REQUIRED TASK
Work through the records below and tally every line containing "janv". Reply with the total alone.
»»
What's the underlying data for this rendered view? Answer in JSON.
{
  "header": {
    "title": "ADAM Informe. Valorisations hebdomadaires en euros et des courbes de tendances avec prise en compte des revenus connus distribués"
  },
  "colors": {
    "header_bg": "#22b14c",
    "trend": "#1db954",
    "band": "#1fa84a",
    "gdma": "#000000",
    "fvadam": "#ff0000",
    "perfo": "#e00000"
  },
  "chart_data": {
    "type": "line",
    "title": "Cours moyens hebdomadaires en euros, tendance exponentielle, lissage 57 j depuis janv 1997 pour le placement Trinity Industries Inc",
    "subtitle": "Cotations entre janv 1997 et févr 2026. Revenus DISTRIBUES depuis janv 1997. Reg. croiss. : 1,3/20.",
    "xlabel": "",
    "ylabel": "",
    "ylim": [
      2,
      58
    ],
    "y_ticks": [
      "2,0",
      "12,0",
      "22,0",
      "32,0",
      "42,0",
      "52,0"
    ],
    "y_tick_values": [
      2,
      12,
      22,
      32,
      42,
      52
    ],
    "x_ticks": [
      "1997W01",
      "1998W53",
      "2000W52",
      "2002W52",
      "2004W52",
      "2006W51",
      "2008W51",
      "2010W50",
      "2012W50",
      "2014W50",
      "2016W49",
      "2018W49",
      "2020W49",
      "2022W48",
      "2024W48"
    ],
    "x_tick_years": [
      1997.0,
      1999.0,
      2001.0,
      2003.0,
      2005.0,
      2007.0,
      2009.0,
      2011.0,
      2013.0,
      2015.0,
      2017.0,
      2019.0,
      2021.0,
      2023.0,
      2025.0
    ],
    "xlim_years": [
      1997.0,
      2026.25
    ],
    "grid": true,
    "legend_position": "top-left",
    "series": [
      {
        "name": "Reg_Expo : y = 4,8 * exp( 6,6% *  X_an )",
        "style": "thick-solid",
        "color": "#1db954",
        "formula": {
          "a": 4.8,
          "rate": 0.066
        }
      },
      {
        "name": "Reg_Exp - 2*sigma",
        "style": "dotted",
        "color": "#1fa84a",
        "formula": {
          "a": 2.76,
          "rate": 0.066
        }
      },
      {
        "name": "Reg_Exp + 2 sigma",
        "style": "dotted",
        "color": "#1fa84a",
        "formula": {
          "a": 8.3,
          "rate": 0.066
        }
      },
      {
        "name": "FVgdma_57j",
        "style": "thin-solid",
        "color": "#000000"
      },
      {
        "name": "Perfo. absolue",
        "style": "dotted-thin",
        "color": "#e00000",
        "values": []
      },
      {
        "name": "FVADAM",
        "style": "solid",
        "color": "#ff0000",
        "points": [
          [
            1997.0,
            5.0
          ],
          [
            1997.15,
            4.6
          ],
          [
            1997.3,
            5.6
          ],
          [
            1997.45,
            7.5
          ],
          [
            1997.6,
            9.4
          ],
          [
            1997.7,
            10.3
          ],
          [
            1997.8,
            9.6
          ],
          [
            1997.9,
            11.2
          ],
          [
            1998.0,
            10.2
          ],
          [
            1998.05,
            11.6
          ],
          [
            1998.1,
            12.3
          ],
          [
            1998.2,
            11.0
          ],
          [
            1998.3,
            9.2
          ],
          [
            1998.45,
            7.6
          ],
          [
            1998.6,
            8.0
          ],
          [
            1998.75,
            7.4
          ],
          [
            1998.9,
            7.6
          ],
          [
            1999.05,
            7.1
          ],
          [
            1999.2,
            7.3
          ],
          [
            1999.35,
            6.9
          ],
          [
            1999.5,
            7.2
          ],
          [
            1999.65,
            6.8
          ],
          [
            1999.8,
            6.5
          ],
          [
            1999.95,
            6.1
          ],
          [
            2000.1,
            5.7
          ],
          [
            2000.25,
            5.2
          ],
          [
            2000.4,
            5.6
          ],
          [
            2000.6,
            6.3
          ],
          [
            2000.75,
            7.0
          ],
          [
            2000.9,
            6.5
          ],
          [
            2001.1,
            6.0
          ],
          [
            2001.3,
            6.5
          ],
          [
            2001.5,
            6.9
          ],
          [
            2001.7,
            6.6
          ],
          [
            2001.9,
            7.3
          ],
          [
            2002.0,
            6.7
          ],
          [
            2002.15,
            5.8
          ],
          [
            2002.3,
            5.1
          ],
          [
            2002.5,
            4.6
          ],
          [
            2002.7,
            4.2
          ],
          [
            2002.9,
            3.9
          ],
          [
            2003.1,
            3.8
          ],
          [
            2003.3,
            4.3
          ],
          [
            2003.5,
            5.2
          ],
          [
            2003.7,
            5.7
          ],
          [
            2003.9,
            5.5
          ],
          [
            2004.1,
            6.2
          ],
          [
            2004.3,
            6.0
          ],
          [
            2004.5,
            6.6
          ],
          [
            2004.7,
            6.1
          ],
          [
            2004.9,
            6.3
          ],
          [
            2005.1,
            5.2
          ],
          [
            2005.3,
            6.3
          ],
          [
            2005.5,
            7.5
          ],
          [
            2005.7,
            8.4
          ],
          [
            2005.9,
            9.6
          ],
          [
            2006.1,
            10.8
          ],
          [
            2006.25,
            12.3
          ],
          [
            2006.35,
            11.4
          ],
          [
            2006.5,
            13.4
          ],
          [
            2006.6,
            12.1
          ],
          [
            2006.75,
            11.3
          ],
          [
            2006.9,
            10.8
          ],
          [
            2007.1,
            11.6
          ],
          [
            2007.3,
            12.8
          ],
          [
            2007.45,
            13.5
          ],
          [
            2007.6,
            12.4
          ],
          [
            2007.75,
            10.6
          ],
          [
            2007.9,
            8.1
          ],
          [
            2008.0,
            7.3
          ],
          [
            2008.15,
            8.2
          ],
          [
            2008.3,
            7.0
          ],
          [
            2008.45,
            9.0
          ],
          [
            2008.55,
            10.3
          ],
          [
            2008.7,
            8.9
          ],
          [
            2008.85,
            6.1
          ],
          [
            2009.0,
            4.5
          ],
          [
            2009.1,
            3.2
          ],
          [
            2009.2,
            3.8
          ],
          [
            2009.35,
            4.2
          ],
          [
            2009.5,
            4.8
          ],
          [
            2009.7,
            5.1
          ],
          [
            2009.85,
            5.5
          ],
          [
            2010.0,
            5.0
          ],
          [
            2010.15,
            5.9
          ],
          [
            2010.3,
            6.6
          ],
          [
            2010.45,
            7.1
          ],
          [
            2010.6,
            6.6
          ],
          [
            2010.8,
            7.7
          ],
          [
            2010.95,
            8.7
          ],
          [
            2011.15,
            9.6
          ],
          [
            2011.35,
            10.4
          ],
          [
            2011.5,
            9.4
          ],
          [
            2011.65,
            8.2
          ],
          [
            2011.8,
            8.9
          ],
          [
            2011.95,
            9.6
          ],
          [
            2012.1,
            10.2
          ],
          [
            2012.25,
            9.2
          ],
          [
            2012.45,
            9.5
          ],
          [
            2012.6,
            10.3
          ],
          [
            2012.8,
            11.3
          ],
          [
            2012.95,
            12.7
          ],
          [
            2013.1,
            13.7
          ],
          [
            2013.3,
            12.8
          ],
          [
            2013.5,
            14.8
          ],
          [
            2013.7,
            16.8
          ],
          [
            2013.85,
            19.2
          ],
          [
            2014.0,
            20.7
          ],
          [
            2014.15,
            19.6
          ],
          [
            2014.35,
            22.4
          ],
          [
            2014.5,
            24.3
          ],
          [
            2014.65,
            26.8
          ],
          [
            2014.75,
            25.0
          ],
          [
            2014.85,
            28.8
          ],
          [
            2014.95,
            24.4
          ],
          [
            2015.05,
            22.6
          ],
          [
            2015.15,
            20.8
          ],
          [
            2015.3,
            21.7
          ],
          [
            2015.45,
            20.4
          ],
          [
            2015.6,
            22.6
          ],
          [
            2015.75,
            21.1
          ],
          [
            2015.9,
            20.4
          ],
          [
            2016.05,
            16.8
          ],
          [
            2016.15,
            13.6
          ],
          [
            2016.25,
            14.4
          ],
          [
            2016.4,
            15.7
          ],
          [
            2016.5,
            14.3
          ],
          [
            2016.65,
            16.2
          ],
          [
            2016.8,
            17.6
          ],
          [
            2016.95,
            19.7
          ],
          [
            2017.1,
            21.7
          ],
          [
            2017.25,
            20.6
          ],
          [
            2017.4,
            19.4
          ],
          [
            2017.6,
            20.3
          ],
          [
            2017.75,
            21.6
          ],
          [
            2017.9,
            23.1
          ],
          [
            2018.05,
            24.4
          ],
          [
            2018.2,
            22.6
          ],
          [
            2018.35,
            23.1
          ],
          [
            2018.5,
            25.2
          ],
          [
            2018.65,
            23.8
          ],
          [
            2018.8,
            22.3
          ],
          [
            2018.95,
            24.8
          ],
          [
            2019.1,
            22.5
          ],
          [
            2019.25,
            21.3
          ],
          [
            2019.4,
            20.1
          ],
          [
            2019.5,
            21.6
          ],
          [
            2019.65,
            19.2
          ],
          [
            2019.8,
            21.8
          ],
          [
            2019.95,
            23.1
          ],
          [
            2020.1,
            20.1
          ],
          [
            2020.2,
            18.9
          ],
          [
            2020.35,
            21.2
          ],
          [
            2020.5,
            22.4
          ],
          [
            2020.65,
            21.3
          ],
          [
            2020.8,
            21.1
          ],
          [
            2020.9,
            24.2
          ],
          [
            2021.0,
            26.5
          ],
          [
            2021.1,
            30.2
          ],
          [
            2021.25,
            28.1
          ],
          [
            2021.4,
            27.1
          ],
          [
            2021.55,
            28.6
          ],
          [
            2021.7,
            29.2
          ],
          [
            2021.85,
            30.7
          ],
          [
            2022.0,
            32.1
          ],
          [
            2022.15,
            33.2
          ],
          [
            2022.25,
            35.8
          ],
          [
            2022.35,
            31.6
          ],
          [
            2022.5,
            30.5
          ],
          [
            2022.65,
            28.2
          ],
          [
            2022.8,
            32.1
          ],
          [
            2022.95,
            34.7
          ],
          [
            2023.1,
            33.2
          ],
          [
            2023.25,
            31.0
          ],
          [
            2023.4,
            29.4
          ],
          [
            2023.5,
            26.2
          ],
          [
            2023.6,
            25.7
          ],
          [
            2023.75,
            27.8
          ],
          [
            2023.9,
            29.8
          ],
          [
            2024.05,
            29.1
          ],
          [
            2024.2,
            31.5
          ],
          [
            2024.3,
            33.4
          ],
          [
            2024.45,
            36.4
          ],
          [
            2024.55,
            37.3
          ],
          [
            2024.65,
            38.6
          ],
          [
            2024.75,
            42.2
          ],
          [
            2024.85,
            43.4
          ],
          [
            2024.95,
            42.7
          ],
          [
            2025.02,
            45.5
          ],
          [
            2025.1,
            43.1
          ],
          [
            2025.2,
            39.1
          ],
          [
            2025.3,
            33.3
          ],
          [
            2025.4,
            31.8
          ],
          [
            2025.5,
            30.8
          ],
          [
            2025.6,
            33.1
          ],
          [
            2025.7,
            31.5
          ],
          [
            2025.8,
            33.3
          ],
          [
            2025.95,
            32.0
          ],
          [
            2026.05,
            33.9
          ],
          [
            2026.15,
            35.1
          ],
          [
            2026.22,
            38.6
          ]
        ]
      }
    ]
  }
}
««
COMPLETE OUTPUT
2